--- TASK INSTRUCTIONS ---
From the listing below, pull each line that includes "this".

--- DATA SHOWN ---
start
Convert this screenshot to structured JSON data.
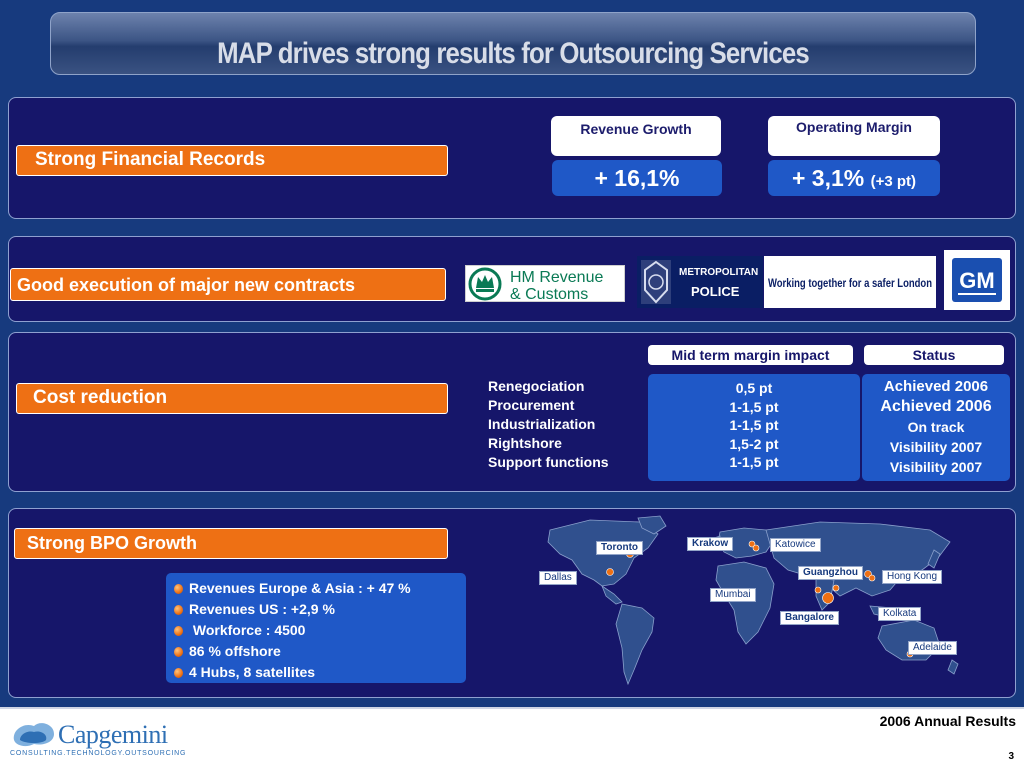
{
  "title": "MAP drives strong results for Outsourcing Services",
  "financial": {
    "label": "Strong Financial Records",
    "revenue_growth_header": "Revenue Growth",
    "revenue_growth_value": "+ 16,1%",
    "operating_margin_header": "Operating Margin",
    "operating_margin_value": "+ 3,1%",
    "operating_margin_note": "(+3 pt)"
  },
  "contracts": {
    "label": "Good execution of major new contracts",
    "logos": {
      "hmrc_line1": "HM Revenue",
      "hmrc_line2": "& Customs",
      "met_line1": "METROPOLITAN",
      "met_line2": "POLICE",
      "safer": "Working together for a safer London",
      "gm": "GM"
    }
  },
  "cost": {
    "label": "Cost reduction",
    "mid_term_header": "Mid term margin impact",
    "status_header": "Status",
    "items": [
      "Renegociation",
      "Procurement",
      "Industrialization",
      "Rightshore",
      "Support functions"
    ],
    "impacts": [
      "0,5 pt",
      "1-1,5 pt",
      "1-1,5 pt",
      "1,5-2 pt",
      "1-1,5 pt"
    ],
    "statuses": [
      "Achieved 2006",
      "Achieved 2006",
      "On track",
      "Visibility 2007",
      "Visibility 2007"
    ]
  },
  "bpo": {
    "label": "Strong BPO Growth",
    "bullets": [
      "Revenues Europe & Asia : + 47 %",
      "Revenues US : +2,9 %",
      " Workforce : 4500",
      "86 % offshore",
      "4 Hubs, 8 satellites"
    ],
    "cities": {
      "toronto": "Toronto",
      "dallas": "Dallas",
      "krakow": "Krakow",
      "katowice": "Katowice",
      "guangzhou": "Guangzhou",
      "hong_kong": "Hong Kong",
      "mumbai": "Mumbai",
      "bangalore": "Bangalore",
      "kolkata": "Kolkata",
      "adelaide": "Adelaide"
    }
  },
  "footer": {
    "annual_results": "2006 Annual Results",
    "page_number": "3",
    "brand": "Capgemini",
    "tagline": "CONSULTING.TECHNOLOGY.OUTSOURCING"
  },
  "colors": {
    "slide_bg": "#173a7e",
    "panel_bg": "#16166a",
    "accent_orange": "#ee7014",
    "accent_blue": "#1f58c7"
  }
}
end
start
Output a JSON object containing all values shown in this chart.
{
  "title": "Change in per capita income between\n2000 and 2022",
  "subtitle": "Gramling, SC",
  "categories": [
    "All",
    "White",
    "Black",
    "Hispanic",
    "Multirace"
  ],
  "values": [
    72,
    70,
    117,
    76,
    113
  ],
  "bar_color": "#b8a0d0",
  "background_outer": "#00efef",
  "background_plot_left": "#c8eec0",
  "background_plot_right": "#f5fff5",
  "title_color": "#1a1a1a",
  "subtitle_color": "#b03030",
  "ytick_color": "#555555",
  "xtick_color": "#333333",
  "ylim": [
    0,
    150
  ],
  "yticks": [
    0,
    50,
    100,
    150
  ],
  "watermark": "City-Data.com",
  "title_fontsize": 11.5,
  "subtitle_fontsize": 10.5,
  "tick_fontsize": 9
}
end
--- RESPONSE ---
Convert this screenshot to structured JSON data.
Output a JSON object containing all values shown in this chart.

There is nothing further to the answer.